Restate the data exactly as given and keep the pictures out.

## BEGIN GIVEN INFORMATION

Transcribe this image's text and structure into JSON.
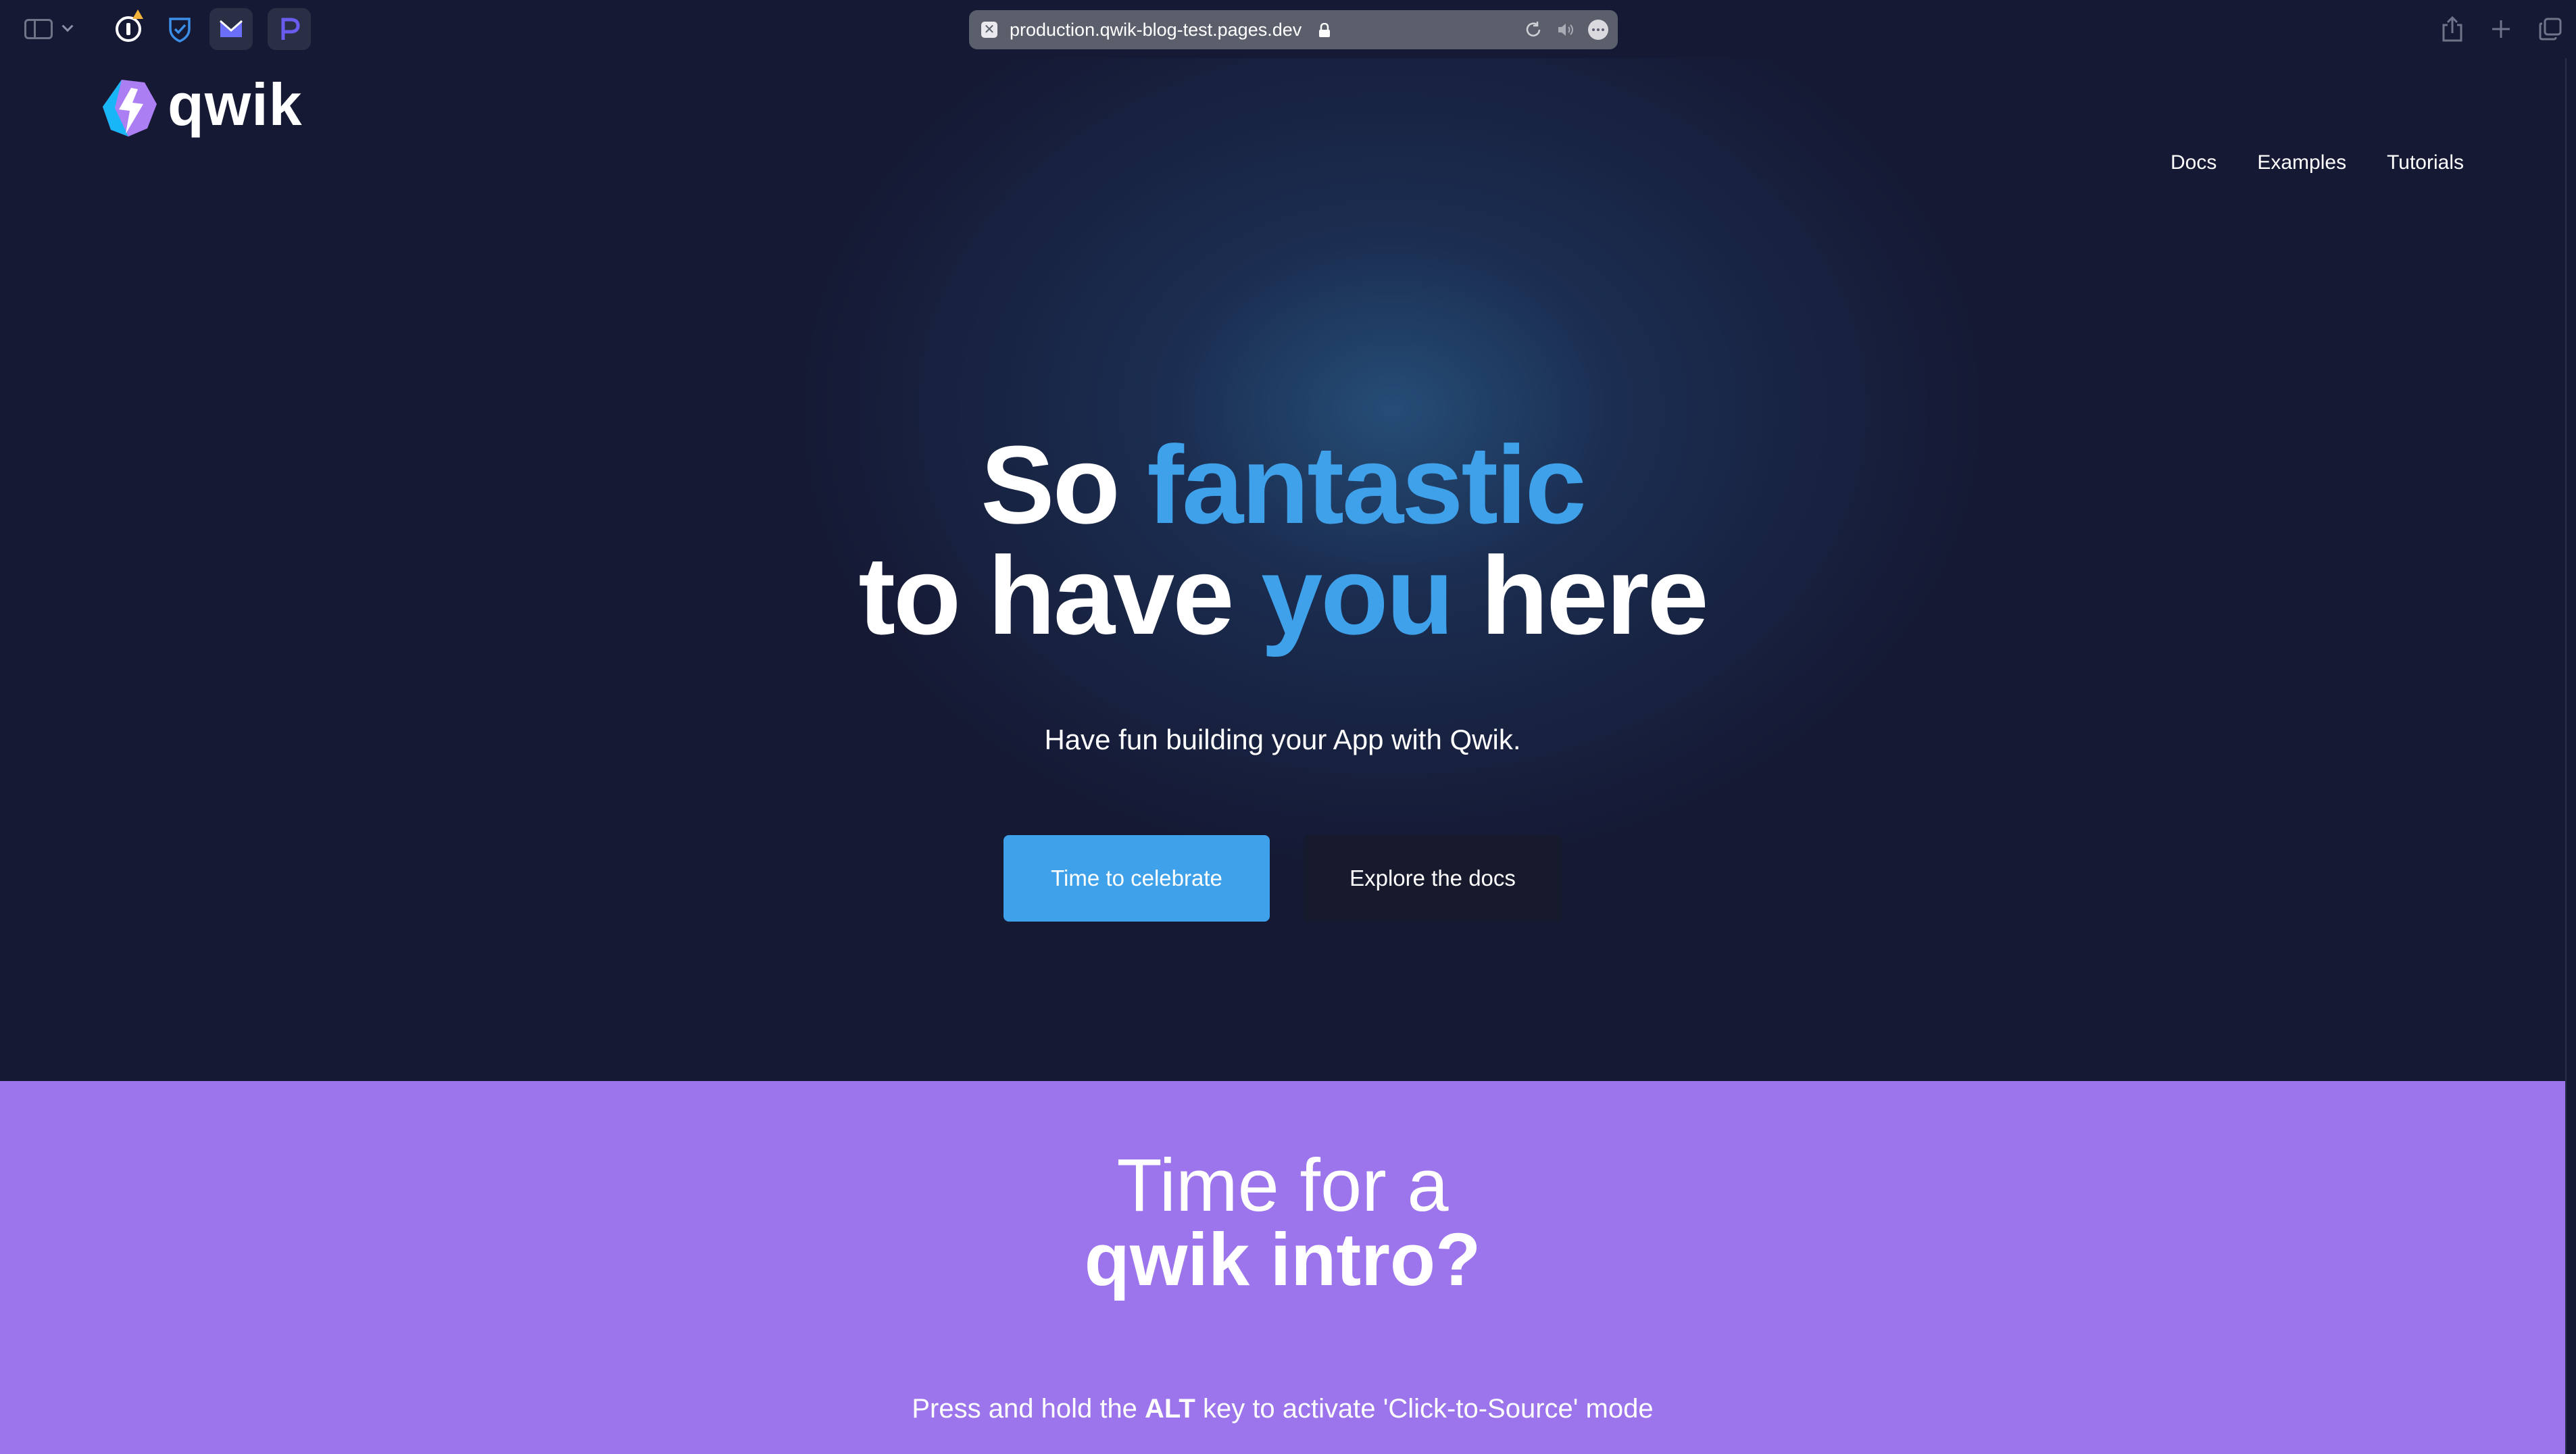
{
  "browser": {
    "url": "production.qwik-blog-test.pages.dev",
    "favicon_glyph": "✕",
    "extensions": [
      "1password-icon",
      "bitwarden-icon",
      "mailbrew-icon",
      "p-extension-icon"
    ]
  },
  "site": {
    "logo_text": "qwik",
    "nav": [
      {
        "label": "Docs"
      },
      {
        "label": "Examples"
      },
      {
        "label": "Tutorials"
      }
    ]
  },
  "hero": {
    "title_line1_a": "So ",
    "title_line1_accent": "fantastic",
    "title_line2_a": "to have ",
    "title_line2_accent": "you",
    "title_line2_b": " here",
    "subtitle": "Have fun building your App with Qwik.",
    "primary_button": "Time to celebrate",
    "secondary_button": "Explore the docs"
  },
  "intro": {
    "title_line1": "Time for a",
    "title_line2_bold": "qwik intro",
    "title_line2_end": "?",
    "hint_a": "Press and hold the ",
    "hint_key": "ALT",
    "hint_b": " key to activate 'Click-to-Source' mode"
  },
  "colors": {
    "background": "#151934",
    "accent": "#3fa1ea",
    "intro_background": "#9c74ec",
    "secondary_button": "#171a2c"
  }
}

## END GIVEN INFORMATION

**TASK OUTPUT**
Transcribe this image's text and structure into JSON.
{
  "browser": {
    "url": "production.qwik-blog-test.pages.dev",
    "favicon_glyph": "✕",
    "extensions": [
      "1password-icon",
      "bitwarden-icon",
      "mailbrew-icon",
      "p-extension-icon"
    ]
  },
  "site": {
    "logo_text": "qwik",
    "nav": [
      {
        "label": "Docs"
      },
      {
        "label": "Examples"
      },
      {
        "label": "Tutorials"
      }
    ]
  },
  "hero": {
    "title_line1_a": "So ",
    "title_line1_accent": "fantastic",
    "title_line2_a": "to have ",
    "title_line2_accent": "you",
    "title_line2_b": " here",
    "subtitle": "Have fun building your App with Qwik.",
    "primary_button": "Time to celebrate",
    "secondary_button": "Explore the docs"
  },
  "intro": {
    "title_line1": "Time for a",
    "title_line2_bold": "qwik intro",
    "title_line2_end": "?",
    "hint_a": "Press and hold the ",
    "hint_key": "ALT",
    "hint_b": " key to activate 'Click-to-Source' mode"
  },
  "colors": {
    "background": "#151934",
    "accent": "#3fa1ea",
    "intro_background": "#9c74ec",
    "secondary_button": "#171a2c"
  }
}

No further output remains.